What is asked
From the entries below, say how many lines carry the word "SRMTID", and give nothing but the number.

Information shown
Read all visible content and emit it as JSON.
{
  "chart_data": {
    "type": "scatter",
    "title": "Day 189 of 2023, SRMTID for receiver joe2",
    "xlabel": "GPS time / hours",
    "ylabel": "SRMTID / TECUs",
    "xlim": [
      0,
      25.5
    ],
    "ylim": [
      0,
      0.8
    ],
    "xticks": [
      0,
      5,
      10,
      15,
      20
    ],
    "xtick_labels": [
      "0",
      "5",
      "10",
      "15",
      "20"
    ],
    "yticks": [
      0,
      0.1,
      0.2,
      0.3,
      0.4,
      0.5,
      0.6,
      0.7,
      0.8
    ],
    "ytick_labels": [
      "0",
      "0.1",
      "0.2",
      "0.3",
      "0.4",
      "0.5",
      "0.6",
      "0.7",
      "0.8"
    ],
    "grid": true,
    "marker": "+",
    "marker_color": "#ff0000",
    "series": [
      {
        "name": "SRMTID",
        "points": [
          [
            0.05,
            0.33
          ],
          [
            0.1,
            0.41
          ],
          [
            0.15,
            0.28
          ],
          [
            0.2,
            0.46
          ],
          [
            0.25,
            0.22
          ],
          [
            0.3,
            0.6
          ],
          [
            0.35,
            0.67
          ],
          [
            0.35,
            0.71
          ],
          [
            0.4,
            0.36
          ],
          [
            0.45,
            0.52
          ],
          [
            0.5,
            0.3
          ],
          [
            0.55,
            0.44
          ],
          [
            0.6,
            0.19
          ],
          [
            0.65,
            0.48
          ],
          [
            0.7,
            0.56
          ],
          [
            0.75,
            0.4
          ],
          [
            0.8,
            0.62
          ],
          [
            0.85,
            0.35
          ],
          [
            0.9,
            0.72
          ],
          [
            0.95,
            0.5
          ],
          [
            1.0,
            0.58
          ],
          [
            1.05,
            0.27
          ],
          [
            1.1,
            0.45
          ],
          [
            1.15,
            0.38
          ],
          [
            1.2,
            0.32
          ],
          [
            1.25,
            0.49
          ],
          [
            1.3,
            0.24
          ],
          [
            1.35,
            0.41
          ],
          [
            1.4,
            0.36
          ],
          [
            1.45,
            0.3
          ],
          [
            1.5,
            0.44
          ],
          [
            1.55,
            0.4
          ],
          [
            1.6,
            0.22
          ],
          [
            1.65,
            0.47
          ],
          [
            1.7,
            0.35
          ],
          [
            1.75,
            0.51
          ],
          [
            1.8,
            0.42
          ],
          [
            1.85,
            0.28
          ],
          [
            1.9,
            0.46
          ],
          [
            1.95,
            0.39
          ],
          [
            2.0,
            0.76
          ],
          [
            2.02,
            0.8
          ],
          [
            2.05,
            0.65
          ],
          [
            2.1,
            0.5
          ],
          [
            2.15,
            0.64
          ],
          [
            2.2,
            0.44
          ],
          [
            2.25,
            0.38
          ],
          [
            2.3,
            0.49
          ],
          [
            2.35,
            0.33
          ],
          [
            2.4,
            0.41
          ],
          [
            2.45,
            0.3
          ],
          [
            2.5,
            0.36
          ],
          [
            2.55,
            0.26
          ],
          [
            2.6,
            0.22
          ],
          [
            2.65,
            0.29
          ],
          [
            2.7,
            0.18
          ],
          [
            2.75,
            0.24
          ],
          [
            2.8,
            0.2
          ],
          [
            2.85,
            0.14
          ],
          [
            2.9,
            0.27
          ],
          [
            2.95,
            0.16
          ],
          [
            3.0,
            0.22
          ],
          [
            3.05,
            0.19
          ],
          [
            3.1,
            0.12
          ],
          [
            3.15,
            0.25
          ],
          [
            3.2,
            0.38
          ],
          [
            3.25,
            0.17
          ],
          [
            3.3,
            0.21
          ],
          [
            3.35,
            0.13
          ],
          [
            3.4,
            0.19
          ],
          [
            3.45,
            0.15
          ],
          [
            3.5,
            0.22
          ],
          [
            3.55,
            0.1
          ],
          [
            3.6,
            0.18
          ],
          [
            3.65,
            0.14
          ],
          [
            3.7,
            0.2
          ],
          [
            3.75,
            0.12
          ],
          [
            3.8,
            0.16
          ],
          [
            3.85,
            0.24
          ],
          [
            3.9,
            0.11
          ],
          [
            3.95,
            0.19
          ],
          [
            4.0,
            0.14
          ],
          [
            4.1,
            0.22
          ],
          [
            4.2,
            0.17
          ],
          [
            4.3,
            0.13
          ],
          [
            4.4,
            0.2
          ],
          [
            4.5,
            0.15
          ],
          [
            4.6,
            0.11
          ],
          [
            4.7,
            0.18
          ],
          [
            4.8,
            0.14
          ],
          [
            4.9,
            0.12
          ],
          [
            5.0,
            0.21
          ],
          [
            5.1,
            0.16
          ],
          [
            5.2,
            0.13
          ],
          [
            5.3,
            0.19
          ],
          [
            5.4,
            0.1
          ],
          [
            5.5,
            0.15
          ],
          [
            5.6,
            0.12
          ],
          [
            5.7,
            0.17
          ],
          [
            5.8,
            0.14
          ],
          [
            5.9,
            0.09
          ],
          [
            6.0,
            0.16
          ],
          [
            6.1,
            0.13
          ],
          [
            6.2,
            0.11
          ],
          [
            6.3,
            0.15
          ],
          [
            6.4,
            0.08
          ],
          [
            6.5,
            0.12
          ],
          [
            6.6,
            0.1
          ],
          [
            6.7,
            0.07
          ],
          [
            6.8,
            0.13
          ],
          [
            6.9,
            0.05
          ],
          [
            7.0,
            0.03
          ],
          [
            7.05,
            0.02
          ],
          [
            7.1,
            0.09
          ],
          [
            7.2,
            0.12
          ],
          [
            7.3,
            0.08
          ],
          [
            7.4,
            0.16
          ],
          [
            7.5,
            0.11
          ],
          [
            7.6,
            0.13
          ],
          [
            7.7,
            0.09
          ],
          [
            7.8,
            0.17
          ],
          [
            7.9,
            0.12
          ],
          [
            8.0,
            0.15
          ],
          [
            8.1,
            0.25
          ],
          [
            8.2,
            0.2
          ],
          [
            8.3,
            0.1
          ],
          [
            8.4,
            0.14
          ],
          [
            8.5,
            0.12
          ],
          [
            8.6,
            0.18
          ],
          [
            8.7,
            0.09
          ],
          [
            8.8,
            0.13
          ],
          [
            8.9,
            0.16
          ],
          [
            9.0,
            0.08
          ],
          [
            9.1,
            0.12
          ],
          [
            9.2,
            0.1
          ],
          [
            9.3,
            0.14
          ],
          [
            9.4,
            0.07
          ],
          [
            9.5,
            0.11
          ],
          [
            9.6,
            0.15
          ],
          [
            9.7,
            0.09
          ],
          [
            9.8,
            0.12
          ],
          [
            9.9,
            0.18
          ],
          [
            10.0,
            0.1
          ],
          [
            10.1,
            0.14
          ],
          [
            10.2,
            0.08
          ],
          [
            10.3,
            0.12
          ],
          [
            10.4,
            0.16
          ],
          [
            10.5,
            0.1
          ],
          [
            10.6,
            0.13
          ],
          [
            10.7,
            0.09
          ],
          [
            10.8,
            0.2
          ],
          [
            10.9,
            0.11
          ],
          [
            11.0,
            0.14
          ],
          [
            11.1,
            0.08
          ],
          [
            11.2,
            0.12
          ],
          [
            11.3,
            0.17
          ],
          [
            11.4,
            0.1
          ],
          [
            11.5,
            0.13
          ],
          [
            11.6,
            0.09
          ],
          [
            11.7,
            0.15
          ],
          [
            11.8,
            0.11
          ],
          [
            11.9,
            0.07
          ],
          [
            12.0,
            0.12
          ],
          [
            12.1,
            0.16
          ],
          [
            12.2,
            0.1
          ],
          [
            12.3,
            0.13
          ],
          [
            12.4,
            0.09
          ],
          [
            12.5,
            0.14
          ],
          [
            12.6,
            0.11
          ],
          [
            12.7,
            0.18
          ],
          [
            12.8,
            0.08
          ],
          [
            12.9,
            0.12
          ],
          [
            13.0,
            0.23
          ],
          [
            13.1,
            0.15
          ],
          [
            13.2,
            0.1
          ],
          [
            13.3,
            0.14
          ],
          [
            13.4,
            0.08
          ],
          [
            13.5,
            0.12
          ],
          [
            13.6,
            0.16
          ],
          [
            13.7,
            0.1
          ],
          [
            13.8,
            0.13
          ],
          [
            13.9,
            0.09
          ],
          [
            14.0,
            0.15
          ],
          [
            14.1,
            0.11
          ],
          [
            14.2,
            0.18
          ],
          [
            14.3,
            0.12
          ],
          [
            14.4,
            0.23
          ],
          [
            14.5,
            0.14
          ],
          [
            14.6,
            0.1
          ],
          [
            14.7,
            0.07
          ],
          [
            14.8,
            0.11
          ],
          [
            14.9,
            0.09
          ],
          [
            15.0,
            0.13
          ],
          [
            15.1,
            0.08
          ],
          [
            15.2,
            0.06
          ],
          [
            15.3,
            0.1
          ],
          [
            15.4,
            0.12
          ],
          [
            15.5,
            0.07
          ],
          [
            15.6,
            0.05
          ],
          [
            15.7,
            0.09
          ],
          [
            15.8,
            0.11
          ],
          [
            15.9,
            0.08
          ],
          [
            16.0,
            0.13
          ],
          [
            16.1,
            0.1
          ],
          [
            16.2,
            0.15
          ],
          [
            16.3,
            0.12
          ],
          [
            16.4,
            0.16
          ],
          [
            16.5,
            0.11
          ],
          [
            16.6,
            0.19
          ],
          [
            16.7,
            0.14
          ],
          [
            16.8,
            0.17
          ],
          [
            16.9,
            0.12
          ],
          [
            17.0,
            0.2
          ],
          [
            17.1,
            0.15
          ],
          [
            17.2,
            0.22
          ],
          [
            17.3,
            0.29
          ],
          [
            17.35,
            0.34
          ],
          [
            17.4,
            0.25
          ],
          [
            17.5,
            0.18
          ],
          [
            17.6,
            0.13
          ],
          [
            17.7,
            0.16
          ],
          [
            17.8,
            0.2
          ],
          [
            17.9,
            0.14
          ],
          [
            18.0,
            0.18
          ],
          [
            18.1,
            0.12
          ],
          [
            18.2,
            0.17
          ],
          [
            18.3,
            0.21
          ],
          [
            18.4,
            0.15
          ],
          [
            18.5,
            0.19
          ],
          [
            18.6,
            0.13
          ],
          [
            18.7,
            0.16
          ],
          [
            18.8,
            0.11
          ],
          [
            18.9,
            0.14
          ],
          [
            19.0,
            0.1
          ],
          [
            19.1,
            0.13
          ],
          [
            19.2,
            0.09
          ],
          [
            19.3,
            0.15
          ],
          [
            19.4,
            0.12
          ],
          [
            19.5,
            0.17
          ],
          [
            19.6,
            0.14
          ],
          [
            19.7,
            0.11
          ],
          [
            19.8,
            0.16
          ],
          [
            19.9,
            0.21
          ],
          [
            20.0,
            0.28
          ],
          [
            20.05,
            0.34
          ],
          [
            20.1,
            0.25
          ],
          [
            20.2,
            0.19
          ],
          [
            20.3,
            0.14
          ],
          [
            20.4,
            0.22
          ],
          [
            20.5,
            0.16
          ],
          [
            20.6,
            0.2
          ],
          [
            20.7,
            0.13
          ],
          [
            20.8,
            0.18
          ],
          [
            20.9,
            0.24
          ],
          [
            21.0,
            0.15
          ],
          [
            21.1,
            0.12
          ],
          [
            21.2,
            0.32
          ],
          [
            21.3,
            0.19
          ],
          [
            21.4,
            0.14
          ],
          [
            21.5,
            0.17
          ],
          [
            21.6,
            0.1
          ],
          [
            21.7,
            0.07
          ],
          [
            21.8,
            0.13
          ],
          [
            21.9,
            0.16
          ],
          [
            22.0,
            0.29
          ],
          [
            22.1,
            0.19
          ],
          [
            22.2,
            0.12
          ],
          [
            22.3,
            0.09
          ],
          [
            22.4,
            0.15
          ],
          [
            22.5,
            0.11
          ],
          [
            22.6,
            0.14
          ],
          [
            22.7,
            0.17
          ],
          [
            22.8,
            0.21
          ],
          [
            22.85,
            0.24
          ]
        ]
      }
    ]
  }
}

Output of the exercise
3